**WORK TO BE COMPLETED**.
Quote the whole listing word for word, please.
==== THE INPUT ====
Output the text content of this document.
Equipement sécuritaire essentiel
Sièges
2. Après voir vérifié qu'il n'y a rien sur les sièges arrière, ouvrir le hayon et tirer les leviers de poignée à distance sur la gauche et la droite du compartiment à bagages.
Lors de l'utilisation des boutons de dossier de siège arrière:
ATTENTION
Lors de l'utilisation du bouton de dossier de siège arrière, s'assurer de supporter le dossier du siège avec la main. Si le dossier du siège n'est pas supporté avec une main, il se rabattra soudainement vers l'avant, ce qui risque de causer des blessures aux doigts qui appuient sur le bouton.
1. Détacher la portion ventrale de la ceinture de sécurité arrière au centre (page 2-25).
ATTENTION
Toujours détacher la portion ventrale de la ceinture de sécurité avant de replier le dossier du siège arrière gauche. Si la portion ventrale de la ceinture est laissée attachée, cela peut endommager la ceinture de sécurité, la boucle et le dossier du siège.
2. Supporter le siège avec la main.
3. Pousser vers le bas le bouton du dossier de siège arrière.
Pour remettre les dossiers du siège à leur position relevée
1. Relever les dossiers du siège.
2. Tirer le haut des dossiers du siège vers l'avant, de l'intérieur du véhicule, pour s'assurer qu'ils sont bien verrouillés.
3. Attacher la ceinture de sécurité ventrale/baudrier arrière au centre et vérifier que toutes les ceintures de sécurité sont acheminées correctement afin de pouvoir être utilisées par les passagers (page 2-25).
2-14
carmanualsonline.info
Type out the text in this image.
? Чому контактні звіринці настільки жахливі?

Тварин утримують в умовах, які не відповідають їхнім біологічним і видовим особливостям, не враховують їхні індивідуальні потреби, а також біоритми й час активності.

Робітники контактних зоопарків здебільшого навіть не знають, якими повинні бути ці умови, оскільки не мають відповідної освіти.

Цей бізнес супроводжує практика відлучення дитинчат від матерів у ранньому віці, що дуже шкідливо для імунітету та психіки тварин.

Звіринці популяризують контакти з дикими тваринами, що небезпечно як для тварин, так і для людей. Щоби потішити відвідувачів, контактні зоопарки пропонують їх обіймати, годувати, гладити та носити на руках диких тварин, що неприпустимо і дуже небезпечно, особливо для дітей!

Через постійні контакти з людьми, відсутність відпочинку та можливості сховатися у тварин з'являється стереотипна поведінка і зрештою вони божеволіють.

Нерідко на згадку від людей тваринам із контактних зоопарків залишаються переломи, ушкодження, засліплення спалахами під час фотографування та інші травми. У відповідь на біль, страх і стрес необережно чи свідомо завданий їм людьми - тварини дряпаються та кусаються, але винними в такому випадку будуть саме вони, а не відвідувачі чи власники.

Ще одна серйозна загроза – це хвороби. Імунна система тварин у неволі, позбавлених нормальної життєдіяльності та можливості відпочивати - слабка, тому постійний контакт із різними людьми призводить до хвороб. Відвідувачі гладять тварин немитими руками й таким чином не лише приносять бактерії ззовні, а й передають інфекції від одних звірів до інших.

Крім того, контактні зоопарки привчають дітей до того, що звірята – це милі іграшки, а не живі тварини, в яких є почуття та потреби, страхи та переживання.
====
**ANSWER FOR THIS EXERCISE**.
Output the text content of this document.
Equipement sécuritaire essentiel
Sièges
2. Après voir vérifié qu'il n'y a rien sur les sièges arrière, ouvrir le hayon et tirer les leviers de poignée à distance sur la gauche et la droite du compartiment à bagages.
Lors de l'utilisation des boutons de dossier de siège arrière:
ATTENTION
Lors de l'utilisation du bouton de dossier de siège arrière, s'assurer de supporter le dossier du siège avec la main. Si le dossier du siège n'est pas supporté avec une main, il se rabattra soudainement vers l'avant, ce qui risque de causer des blessures aux doigts qui appuient sur le bouton.
1. Détacher la portion ventrale de la ceinture de sécurité arrière au centre (page 2-25).
ATTENTION
Toujours détacher la portion ventrale de la ceinture de sécurité avant de replier le dossier du siège arrière gauche. Si la portion ventrale de la ceinture est laissée attachée, cela peut endommager la ceinture de sécurité, la boucle et le dossier du siège.
2. Supporter le siège avec la main.
3. Pousser vers le bas le bouton du dossier de siège arrière.
Pour remettre les dossiers du siège à leur position relevée
1. Relever les dossiers du siège.
2. Tirer le haut des dossiers du siège vers l'avant, de l'intérieur du véhicule, pour s'assurer qu'ils sont bien verrouillés.
3. Attacher la ceinture de sécurité ventrale/baudrier arrière au centre et vérifier que toutes les ceintures de sécurité sont acheminées correctement afin de pouvoir être utilisées par les passagers (page 2-25).
2-14
carmanualsonline.info
Type out the text in this image.
? Чому контактні звіринці настільки жахливі?

Тварин утримують в умовах, які не відповідають їхнім біологічним і видовим особливостям, не враховують їхні індивідуальні потреби, а також біоритми й час активності.

Робітники контактних зоопарків здебільшого навіть не знають, якими повинні бути ці умови, оскільки не мають відповідної освіти.

Цей бізнес супроводжує практика відлучення дитинчат від матерів у ранньому віці, що дуже шкідливо для імунітету та психіки тварин.

Звіринці популяризують контакти з дикими тваринами, що небезпечно як для тварин, так і для людей. Щоби потішити відвідувачів, контактні зоопарки пропонують їх обіймати, годувати, гладити та носити на руках диких тварин, що неприпустимо і дуже небезпечно, особливо для дітей!

Через постійні контакти з людьми, відсутність відпочинку та можливості сховатися у тварин з'являється стереотипна поведінка і зрештою вони божеволіють.

Нерідко на згадку від людей тваринам із контактних зоопарків залишаються переломи, ушкодження, засліплення спалахами під час фотографування та інші травми. У відповідь на біль, страх і стрес необережно чи свідомо завданий їм людьми - тварини дряпаються та кусаються, але винними в такому випадку будуть саме вони, а не відвідувачі чи власники.

Ще одна серйозна загроза – це хвороби. Імунна система тварин у неволі, позбавлених нормальної життєдіяльності та можливості відпочивати - слабка, тому постійний контакт із різними людьми призводить до хвороб. Відвідувачі гладять тварин немитими руками й таким чином не лише приносять бактерії ззовні, а й передають інфекції від одних звірів до інших.

Крім того, контактні зоопарки привчають дітей до того, що звірята – це милі іграшки, а не живі тварини, в яких є почуття та потреби, страхи та переживання.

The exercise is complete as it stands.